_Work to be completed_
Write out every record below exactly as it appears.

## begin

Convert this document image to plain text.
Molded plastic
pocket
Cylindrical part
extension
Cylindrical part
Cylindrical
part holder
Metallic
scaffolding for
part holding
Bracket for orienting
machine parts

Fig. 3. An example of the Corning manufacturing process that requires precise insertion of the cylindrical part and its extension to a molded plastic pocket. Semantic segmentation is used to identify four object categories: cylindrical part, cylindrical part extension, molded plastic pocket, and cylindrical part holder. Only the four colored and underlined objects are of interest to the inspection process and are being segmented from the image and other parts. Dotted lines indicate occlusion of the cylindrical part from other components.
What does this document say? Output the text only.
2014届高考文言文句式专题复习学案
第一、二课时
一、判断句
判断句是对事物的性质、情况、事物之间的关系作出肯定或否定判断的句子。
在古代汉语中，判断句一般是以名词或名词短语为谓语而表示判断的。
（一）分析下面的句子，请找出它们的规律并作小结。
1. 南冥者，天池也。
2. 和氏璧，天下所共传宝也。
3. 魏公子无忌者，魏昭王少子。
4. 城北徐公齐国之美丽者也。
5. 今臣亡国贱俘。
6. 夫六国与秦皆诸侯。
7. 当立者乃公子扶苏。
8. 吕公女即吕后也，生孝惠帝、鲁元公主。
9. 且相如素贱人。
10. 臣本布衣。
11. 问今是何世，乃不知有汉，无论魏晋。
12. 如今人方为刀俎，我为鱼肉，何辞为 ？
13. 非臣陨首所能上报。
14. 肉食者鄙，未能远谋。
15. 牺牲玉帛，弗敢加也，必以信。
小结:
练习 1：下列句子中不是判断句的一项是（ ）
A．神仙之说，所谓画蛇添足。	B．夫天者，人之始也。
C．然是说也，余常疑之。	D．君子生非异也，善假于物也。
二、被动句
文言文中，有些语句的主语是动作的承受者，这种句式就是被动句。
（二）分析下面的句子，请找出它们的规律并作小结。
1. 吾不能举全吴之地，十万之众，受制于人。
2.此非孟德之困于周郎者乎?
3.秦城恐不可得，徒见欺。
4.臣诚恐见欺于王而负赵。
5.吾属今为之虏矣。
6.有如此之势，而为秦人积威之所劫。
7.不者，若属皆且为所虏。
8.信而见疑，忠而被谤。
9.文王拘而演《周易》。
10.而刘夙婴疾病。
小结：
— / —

## end

_Result for this task_
Convert this document image to plain text.
Molded plastic
pocket
Cylindrical part
extension
Cylindrical part
Cylindrical
part holder
Metallic
scaffolding for
part holding
Bracket for orienting
machine parts

Fig. 3. An example of the Corning manufacturing process that requires precise insertion of the cylindrical part and its extension to a molded plastic pocket. Semantic segmentation is used to identify four object categories: cylindrical part, cylindrical part extension, molded plastic pocket, and cylindrical part holder. Only the four colored and underlined objects are of interest to the inspection process and are being segmented from the image and other parts. Dotted lines indicate occlusion of the cylindrical part from other components.
What does this document say? Output the text only.
2014届高考文言文句式专题复习学案
第一、二课时
一、判断句
判断句是对事物的性质、情况、事物之间的关系作出肯定或否定判断的句子。
在古代汉语中，判断句一般是以名词或名词短语为谓语而表示判断的。
（一）分析下面的句子，请找出它们的规律并作小结。
1. 南冥者，天池也。
2. 和氏璧，天下所共传宝也。
3. 魏公子无忌者，魏昭王少子。
4. 城北徐公齐国之美丽者也。
5. 今臣亡国贱俘。
6. 夫六国与秦皆诸侯。
7. 当立者乃公子扶苏。
8. 吕公女即吕后也，生孝惠帝、鲁元公主。
9. 且相如素贱人。
10. 臣本布衣。
11. 问今是何世，乃不知有汉，无论魏晋。
12. 如今人方为刀俎，我为鱼肉，何辞为 ？
13. 非臣陨首所能上报。
14. 肉食者鄙，未能远谋。
15. 牺牲玉帛，弗敢加也，必以信。
小结:
练习 1：下列句子中不是判断句的一项是（ ）
A．神仙之说，所谓画蛇添足。	B．夫天者，人之始也。
C．然是说也，余常疑之。	D．君子生非异也，善假于物也。
二、被动句
文言文中，有些语句的主语是动作的承受者，这种句式就是被动句。
（二）分析下面的句子，请找出它们的规律并作小结。
1. 吾不能举全吴之地，十万之众，受制于人。
2.此非孟德之困于周郎者乎?
3.秦城恐不可得，徒见欺。
4.臣诚恐见欺于王而负赵。
5.吾属今为之虏矣。
6.有如此之势，而为秦人积威之所劫。
7.不者，若属皆且为所虏。
8.信而见疑，忠而被谤。
9.文王拘而演《周易》。
10.而刘夙婴疾病。
小结：
— / —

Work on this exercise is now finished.